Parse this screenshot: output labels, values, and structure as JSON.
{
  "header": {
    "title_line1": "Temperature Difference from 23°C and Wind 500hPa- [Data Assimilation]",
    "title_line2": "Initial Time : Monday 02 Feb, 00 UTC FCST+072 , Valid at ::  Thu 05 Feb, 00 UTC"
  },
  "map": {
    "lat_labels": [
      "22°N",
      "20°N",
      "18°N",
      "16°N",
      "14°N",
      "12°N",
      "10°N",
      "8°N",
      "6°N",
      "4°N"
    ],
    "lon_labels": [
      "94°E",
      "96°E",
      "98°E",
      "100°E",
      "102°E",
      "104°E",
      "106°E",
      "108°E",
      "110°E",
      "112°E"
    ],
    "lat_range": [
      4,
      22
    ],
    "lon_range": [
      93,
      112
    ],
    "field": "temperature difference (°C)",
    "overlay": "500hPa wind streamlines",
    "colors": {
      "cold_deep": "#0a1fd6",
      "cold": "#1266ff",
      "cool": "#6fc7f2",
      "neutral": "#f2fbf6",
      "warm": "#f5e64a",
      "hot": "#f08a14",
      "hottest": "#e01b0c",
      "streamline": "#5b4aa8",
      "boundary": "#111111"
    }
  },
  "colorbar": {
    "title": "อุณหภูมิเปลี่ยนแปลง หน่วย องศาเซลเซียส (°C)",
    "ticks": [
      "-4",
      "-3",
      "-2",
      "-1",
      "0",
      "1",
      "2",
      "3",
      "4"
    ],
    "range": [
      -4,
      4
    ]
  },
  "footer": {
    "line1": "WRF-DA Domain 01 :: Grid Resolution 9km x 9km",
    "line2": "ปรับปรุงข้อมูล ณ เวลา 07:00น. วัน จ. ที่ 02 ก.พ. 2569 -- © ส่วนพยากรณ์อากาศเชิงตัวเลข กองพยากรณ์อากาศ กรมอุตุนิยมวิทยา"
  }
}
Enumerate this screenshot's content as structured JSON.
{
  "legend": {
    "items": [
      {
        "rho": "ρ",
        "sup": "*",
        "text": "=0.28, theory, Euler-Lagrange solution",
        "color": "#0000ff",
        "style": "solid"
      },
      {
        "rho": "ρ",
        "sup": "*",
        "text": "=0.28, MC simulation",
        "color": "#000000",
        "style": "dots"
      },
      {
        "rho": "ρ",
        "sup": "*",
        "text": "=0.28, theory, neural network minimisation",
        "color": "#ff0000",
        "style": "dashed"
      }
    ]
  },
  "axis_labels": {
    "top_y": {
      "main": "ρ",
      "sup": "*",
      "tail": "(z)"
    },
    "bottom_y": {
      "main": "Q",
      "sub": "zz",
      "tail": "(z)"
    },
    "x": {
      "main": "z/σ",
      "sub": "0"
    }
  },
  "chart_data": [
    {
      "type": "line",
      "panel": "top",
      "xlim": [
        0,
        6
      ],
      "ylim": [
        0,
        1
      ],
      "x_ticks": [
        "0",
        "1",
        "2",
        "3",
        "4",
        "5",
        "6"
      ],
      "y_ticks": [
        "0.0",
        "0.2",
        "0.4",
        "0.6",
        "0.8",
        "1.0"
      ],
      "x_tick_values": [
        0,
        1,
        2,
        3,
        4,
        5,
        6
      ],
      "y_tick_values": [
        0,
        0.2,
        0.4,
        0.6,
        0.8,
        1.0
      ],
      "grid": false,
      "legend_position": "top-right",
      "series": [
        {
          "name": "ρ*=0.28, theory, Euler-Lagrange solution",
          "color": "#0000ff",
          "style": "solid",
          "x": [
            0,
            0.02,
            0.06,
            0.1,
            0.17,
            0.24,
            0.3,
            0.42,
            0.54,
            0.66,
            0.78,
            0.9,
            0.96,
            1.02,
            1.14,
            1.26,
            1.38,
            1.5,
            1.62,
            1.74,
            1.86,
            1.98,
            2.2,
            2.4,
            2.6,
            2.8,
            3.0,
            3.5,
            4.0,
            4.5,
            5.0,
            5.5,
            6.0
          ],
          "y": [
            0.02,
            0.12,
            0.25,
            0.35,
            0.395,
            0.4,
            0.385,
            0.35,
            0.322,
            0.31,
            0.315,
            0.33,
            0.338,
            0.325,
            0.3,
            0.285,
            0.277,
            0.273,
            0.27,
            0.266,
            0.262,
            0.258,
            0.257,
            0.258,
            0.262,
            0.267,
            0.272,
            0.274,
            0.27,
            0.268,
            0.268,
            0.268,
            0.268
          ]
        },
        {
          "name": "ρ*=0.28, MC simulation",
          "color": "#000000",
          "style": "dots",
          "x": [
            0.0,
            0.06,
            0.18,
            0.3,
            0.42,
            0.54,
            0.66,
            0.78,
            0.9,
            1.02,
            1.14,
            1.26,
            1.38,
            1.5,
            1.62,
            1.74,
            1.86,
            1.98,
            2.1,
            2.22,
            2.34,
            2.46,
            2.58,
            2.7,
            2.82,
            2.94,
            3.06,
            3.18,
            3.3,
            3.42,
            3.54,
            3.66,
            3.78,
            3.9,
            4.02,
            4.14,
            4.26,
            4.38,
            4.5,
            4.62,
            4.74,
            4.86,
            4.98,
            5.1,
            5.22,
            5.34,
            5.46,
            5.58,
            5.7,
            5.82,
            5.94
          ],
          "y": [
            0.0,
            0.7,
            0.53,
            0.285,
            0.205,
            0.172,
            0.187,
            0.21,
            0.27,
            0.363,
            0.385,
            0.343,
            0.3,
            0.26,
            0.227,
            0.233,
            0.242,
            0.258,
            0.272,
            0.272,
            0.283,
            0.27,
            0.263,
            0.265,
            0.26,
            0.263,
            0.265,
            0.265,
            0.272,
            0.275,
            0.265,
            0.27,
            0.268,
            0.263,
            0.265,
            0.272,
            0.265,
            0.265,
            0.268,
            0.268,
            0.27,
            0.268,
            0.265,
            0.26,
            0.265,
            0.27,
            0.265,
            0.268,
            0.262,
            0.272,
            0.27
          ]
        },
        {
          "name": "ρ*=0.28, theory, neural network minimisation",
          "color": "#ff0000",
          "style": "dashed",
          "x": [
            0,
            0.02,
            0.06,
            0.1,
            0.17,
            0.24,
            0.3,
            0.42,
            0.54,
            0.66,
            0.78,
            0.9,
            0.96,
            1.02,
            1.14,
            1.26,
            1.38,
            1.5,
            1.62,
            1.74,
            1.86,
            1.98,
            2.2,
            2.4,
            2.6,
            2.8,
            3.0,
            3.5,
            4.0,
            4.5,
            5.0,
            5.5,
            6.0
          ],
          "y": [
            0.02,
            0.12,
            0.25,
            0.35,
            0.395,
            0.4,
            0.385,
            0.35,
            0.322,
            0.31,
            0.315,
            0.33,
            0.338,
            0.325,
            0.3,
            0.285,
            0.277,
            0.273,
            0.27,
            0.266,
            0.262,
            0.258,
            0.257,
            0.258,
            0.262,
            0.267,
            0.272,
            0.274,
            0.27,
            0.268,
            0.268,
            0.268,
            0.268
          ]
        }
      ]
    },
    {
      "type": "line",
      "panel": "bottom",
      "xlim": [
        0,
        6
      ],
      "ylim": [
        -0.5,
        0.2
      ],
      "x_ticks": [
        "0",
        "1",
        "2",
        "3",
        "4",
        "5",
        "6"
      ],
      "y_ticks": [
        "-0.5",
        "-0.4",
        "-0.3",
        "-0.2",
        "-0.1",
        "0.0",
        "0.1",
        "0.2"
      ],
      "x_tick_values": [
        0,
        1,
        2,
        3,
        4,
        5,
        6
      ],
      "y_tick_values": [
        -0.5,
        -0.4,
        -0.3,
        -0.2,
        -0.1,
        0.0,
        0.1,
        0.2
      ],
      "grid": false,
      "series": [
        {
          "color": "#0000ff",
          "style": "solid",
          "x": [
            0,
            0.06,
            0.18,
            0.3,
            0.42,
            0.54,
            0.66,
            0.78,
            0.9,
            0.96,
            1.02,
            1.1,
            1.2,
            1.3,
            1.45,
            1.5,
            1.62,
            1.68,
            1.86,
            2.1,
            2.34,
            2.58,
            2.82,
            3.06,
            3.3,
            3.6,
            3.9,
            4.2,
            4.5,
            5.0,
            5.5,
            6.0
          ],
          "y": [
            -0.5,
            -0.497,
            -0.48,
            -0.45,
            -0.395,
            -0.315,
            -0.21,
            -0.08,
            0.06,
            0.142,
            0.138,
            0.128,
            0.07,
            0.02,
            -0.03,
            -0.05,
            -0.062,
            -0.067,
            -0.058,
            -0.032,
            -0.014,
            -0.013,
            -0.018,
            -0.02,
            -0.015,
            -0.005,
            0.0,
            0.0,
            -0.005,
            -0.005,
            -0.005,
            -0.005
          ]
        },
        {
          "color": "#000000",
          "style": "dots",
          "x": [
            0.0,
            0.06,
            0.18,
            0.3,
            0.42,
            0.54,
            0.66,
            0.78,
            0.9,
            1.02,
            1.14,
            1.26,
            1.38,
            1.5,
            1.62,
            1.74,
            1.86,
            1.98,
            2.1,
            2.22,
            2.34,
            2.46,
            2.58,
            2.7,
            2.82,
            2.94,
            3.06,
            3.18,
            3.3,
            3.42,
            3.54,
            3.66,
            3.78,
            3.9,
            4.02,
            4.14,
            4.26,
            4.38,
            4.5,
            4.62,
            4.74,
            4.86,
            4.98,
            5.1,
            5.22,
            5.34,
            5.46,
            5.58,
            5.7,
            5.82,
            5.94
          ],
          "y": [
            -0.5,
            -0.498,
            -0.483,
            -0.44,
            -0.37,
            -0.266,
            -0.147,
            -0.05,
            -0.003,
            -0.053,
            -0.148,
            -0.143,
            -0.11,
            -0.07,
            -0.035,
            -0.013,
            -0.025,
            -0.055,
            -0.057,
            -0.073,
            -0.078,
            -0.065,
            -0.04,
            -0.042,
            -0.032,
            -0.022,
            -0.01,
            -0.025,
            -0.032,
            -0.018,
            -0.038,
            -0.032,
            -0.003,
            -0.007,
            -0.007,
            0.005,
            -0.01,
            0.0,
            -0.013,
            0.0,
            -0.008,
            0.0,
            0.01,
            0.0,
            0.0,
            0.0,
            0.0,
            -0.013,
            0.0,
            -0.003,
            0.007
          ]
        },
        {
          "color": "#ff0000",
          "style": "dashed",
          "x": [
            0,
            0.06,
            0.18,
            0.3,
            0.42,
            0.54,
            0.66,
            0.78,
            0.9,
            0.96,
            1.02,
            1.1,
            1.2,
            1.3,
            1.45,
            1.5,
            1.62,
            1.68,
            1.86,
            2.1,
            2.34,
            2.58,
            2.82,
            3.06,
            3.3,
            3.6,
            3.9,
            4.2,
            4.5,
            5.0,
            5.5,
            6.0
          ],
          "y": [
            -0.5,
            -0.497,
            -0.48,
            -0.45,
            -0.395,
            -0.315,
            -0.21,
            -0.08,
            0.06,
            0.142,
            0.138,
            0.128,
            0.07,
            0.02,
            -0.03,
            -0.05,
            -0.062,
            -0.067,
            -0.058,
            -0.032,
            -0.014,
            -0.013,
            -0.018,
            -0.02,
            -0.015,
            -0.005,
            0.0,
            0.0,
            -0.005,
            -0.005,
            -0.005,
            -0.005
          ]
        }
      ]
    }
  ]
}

□ □ □

#### Problem details
Extract every line containing the string "name" from the data above.

#### Exercise output
          "name": "ρ*=0.28, theory, Euler-Lagrange solution",
          "name": "ρ*=0.28, MC simulation",
          "name": "ρ*=0.28, theory, neural network minimisation",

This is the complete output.